Goal: Search the records that follow and extract every line containing the string "华东低端重碱".

(Entries from a dataset)

^^^^^^^^

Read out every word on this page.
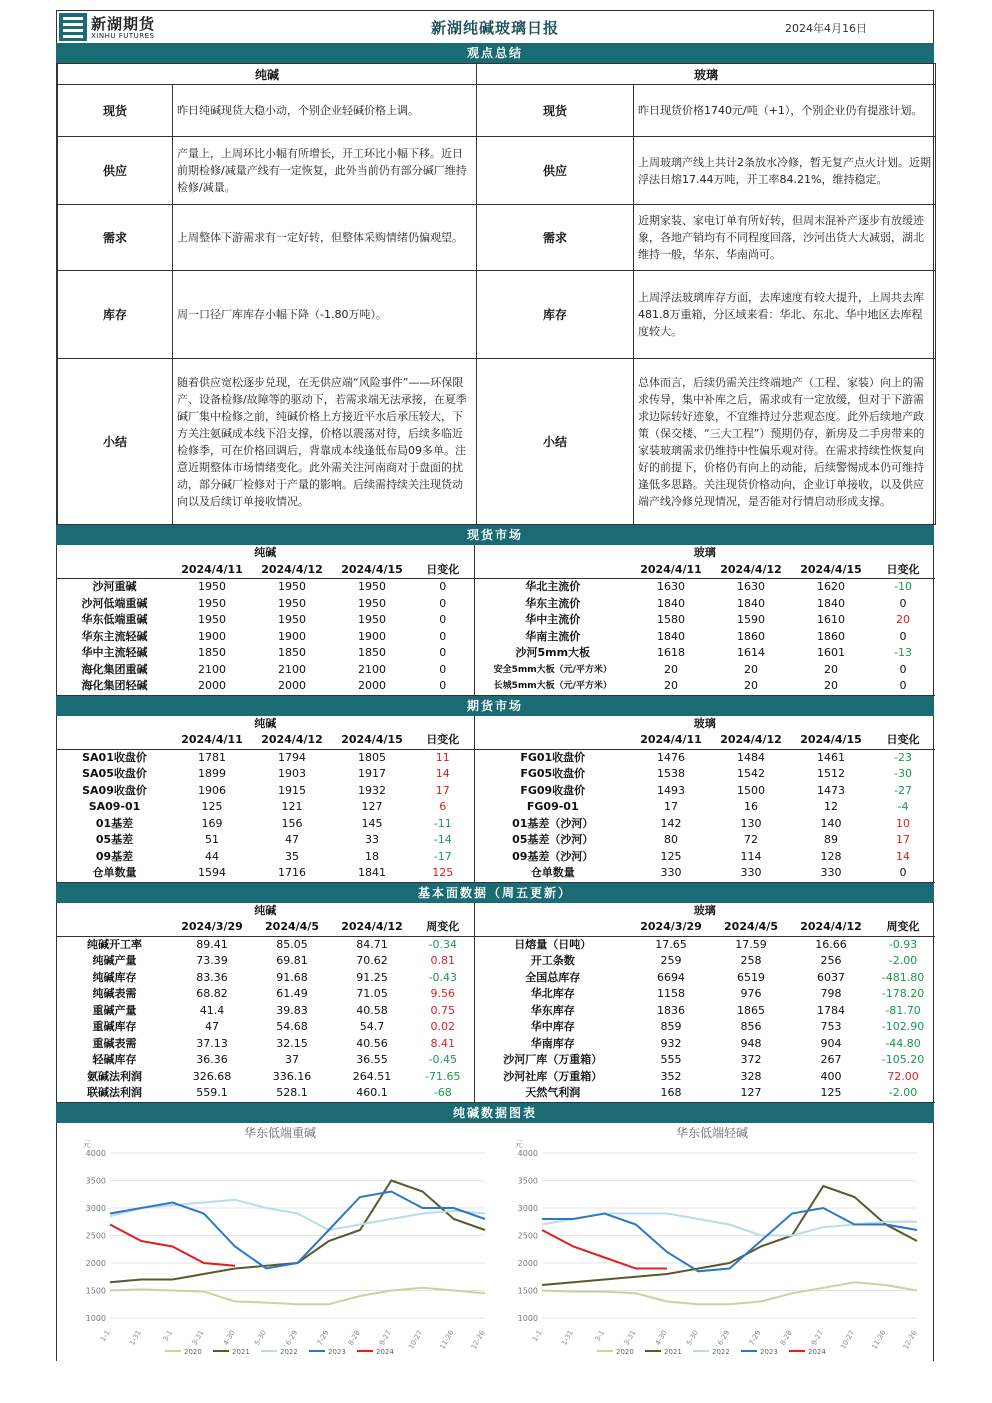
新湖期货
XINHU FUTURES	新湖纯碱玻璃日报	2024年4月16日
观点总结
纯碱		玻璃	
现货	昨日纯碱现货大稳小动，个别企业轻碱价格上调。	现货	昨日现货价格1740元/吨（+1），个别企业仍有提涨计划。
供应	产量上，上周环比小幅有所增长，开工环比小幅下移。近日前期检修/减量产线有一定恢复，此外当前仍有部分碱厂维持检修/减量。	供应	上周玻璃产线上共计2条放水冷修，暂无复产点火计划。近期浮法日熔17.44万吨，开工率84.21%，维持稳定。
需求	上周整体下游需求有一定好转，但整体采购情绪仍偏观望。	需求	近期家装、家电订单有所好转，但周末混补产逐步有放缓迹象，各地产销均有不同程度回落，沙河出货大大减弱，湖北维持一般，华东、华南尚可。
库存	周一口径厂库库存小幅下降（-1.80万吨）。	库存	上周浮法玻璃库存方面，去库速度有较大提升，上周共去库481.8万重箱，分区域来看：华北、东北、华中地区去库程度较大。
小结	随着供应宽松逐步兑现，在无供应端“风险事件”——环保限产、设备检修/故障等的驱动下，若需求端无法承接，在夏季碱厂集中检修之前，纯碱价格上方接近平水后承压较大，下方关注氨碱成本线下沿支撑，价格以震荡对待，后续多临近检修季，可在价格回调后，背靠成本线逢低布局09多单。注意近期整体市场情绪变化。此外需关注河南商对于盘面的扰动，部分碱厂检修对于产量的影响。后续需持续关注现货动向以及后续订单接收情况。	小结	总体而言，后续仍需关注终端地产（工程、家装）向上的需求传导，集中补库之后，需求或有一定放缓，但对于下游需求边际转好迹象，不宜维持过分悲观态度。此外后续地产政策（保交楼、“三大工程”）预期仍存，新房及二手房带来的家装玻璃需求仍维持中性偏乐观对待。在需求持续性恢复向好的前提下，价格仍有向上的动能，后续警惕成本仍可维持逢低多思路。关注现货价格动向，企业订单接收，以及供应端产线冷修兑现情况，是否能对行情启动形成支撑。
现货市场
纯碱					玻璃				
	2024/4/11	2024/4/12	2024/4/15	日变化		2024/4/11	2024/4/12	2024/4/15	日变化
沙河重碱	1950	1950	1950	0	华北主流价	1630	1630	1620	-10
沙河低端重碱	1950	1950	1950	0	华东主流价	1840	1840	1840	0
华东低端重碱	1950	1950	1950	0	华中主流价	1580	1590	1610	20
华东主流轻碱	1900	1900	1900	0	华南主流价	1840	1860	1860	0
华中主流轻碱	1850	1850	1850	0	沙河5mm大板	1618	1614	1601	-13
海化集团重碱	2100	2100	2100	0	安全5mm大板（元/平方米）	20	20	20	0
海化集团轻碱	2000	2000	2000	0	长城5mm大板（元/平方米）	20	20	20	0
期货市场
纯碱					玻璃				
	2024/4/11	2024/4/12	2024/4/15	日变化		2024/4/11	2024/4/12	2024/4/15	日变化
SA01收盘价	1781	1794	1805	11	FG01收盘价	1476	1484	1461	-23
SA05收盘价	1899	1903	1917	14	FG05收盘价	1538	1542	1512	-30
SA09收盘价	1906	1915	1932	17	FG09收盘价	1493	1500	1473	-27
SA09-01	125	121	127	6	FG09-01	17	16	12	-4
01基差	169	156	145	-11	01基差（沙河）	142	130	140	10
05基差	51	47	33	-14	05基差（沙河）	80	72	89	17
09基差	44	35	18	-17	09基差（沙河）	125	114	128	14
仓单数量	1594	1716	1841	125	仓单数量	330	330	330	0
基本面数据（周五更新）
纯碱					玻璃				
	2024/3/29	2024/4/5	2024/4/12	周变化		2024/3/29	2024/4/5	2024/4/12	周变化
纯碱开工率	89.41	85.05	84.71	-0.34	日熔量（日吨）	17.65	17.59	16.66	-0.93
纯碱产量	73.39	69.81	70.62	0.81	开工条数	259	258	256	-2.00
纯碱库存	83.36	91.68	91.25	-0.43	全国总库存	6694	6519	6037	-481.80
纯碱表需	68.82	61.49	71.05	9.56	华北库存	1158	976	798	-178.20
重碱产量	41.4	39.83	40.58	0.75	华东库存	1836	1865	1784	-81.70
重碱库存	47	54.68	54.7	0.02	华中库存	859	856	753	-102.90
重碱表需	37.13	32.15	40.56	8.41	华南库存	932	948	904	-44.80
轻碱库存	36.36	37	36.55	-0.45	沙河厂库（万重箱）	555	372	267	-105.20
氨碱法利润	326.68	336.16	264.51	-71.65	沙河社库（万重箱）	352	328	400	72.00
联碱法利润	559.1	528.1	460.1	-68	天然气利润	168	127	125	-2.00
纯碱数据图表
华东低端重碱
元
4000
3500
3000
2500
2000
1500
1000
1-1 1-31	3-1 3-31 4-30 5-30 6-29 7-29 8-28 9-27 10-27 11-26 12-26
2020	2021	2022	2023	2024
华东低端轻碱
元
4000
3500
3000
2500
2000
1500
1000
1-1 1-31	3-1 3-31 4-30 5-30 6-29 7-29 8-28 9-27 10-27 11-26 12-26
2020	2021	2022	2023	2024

^^^^^^^^

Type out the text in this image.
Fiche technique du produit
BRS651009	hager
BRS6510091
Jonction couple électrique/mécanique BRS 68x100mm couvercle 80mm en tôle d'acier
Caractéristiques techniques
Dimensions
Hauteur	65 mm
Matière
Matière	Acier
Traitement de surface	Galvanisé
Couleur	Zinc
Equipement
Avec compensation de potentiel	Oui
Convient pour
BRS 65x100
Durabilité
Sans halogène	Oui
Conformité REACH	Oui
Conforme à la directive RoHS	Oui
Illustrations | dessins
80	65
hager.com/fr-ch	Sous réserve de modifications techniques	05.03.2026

^^^^^^^^

The response:
华东低端重碱	1950	1950	1950	0	华中主流价	1580	1590	1610	20
华东低端重碱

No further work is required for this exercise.